WHAT TO PRODUCE: Show each line from the listing that includes the word "Alex".

DATA EXTRACT:

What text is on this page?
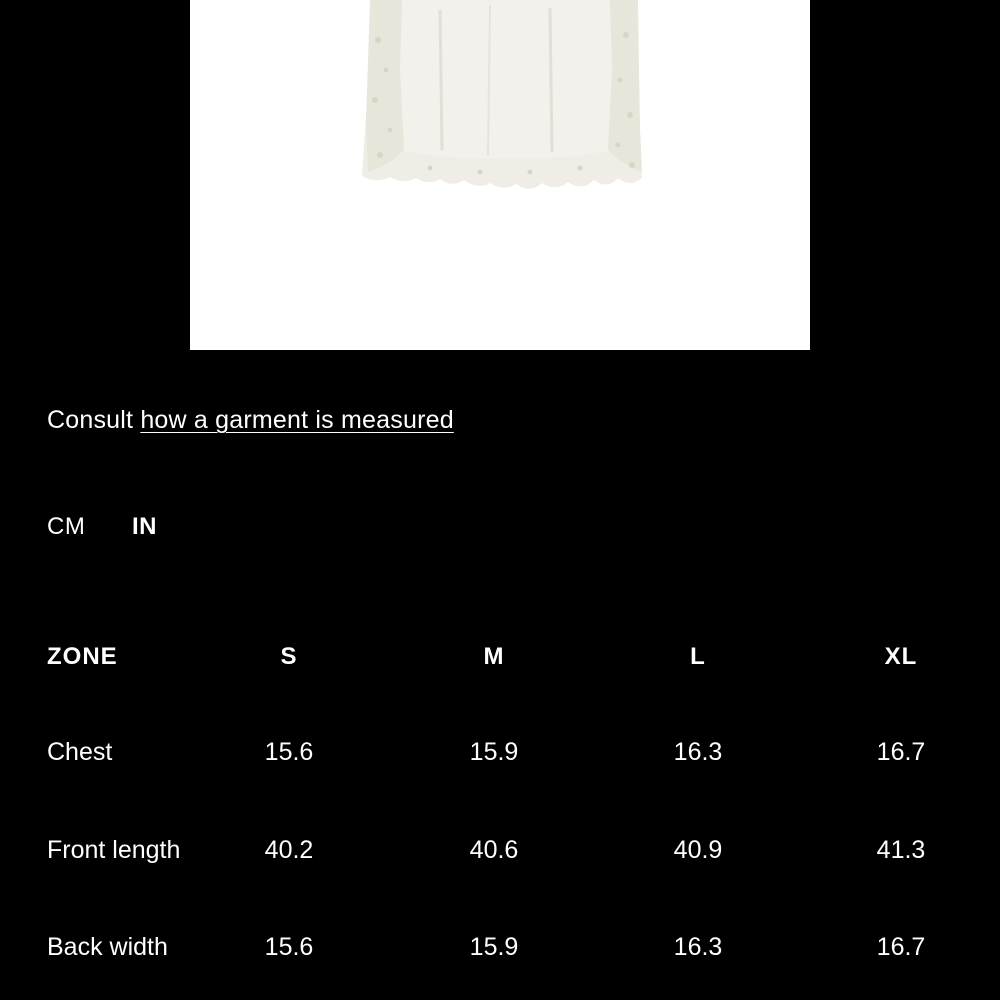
Consult how a garment is measured
CM IN
ZONE	S	M	L	XL
Chest	15.6	15.9	16.3	16.7
Front length	40.2	40.6	40.9	41.3
Back width	15.6	15.9	16.3	16.7
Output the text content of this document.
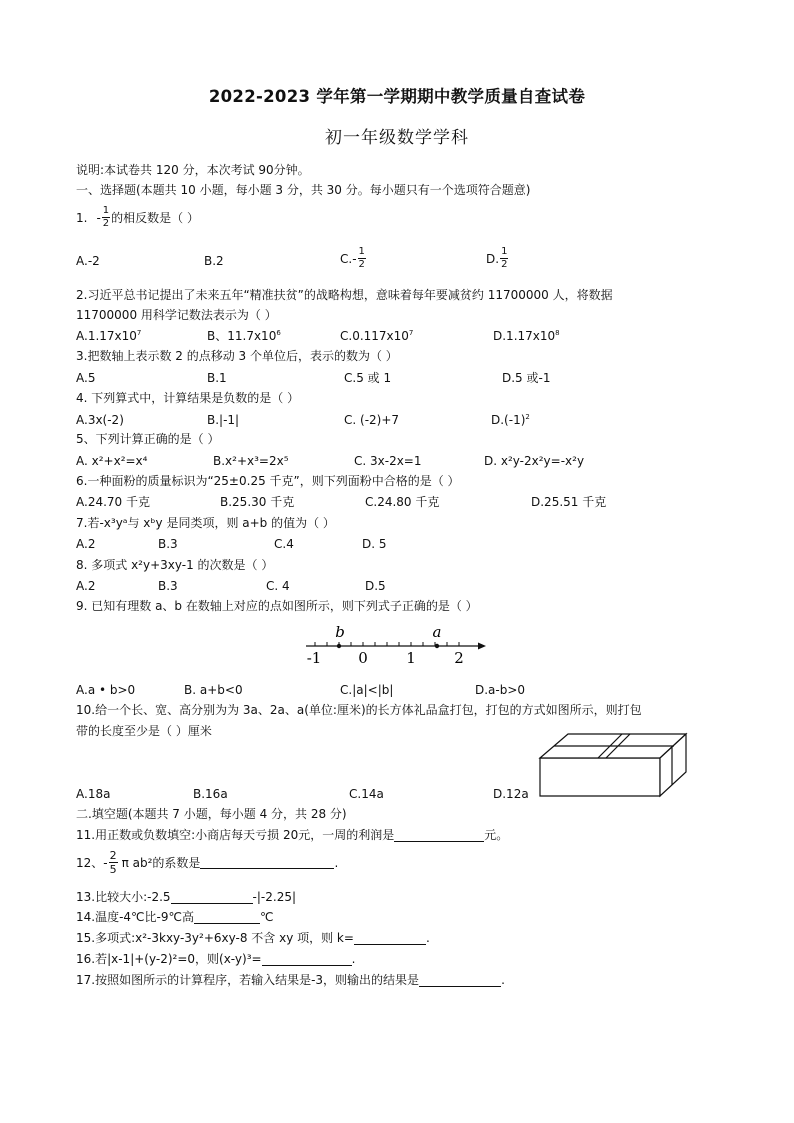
2022-2023 学年第一学期期中教学质量自查试卷
初一年级数学学科
说明:本试卷共 120 分，本次考试 90分钟。
一、选择题(本题共 10 小题，每小题 3 分，共 30 分。每小题只有一个选项符合题意)
1. - $\frac{1}{2}$ 的相反数是（ ）
A.-2	B.2	$C.- \frac{1}{2}$	D. $\frac{1}{2}$
2.习近平总书记提出了未来五年“精准扶贫”的战略构想，意味着每年要减贫约 11700000 人，将数据
11700000 用科学记数法表示为（ ）
$A.1.17x10^7$	B、$11.7x10^6$	$C.0.117x10^7$	$D.1.17x10^8$
3.把数轴上表示数 2 的点移动 3 个单位后，表示的数为（ ）
A.5	B.1	C.5 或 1	D.5 或-1
4. 下列算式中，计算结果是负数的是（ ）
A.3x(-2)	B.|-1|	C. (-2)+7	$D.(-1)^2$
5、下列计算正确的是（ ）
A. x²+x²=x⁴	B.x²+x³=2x⁵	C. 3x-2x=1	D. x²y-2x²y=-x²y
6.一种面粉的质量标识为“25±0.25 千克”，则下列面粉中合格的是（ ）
A.24.70 千克	B.25.30 千克	C.24.80 千克	D.25.51 千克
7.若-x³yᵃ与 xᵇy 是同类项，则 a+b 的值为（ ）
A.2	B.3	C.4	D. 5
8. 多项式 x²y+3xy-1 的次数是（ ）
A.2	B.3	C. 4	D.5
9. 已知有理数 a、b 在数轴上对应的点如图所示，则下列式子正确的是（ ）
b	a
-1 0	1	2
A.a • b>0	B. a+b<0	C.|a|<|b|	D.a-b>0
10.给一个长、宽、高分别为为 3a、2a、a(单位:厘米)的长方体礼品盒打包，打包的方式如图所示，则打包
带的长度至少是（ ）厘米
A.18a	B.16a	C.14a	D.12a
二.填空题(本题共 7 小题，每小题 4 分，共 28 分)
11.用正数或负数填空:小商店每天亏损 20元，一周的利润是	元。
12、- $\frac{2}{5}$ π ab²的系数是
	.
13.比较大小:-2.5	-|-2.25|
14.温度-4℃比-9℃高	℃
15.多项式:x²-3kxy-3y²+6xy-8 不含 xy 项，则 k=	.
16.若|x-1|+(y-2)²=0，则(x-y)³=	.
17.按照如图所示的计算程序，若输入结果是-3，则输出的结果是	.
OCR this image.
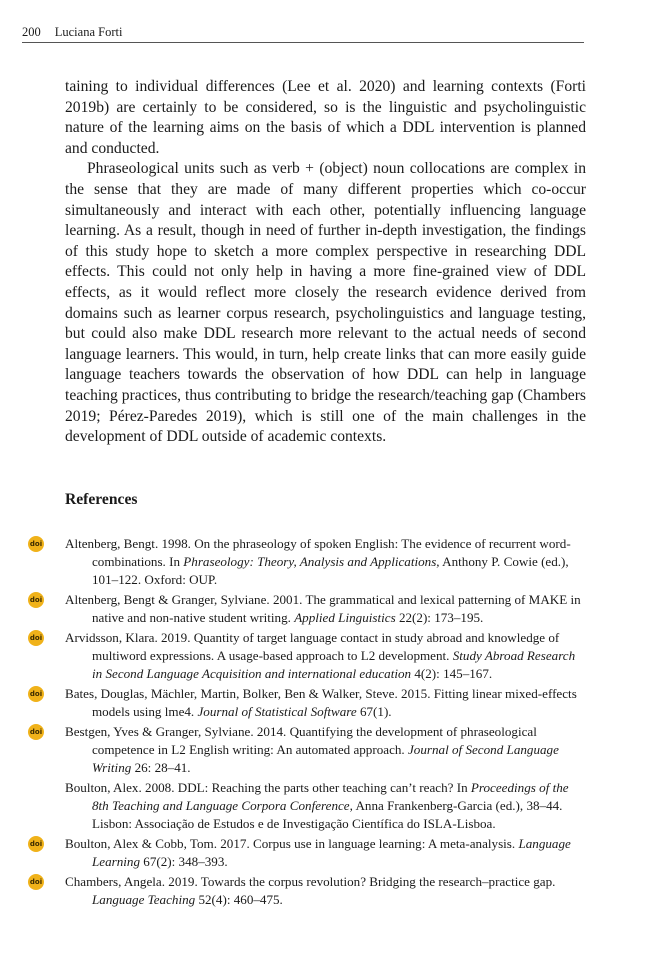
200 Luciana Forti

taining to individual differences (Lee et al. 2020) and learning contexts (Forti 2019b) are certainly to be considered, so is the linguistic and psycholinguistic nature of the learning aims on the basis of which a DDL intervention is planned and conducted.

Phraseological units such as verb + (object) noun collocations are complex in the sense that they are made of many different properties which co-occur simultaneously and interact with each other, potentially influencing language learning. As a result, though in need of further in-depth investigation, the findings of this study hope to sketch a more complex perspective in researching DDL effects. This could not only help in having a more fine-grained view of DDL effects, as it would reflect more closely the research evidence derived from domains such as learner corpus research, psycholinguistics and language testing, but could also make DDL research more relevant to the actual needs of second language learners. This would, in turn, help create links that can more easily guide language teachers towards the observation of how DDL can help in language teaching practices, thus contributing to bridge the research/teaching gap (Chambers 2019; Pérez-Paredes 2019), which is still one of the main challenges in the development of DDL outside of academic contexts.

References
doi Altenberg, Bengt. 1998. On the phraseology of spoken English: The evidence of recurrent word-combinations. In Phraseology: Theory, Analysis and Applications, Anthony P. Cowie (ed.), 101–122. Oxford: OUP.
doi Altenberg, Bengt & Granger, Sylviane. 2001. The grammatical and lexical patterning of MAKE in native and non-native student writing. Applied Linguistics 22(2): 173–195.
doi Arvidsson, Klara. 2019. Quantity of target language contact in study abroad and knowledge of multiword expressions. A usage-based approach to L2 development. Study Abroad Research in Second Language Acquisition and international education 4(2): 145–167.
doi Bates, Douglas, Mächler, Martin, Bolker, Ben & Walker, Steve. 2015. Fitting linear mixed-effects models using lme4. Journal of Statistical Software 67(1).
doi Bestgen, Yves & Granger, Sylviane. 2014. Quantifying the development of phraseological competence in L2 English writing: An automated approach. Journal of Second Language Writing 26: 28–41.
Boulton, Alex. 2008. DDL: Reaching the parts other teaching can’t reach? In Proceedings of the 8th Teaching and Language Corpora Conference, Anna Frankenberg-Garcia (ed.), 38–44. Lisbon: Associação de Estudos e de Investigação Científica do ISLA-Lisboa.
doi Boulton, Alex & Cobb, Tom. 2017. Corpus use in language learning: A meta-analysis. Language Learning 67(2): 348–393.
doi Chambers, Angela. 2019. Towards the corpus revolution? Bridging the research–practice gap. Language Teaching 52(4): 460–475.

FINISHED TASK:
Boulton, Alex. 2008. DDL: Reaching the parts other teaching can’t reach? In Proceedings of the 8th Teaching and Language Corpora Conference, Anna Frankenberg-Garcia (ed.), 38–44. Lisbon: Associação de Estudos e de Investigação Científica do ISLA-Lisboa.
doi Boulton, Alex & Cobb, Tom. 2017. Corpus use in language learning: A meta-analysis. Language Learning 67(2): 348–393.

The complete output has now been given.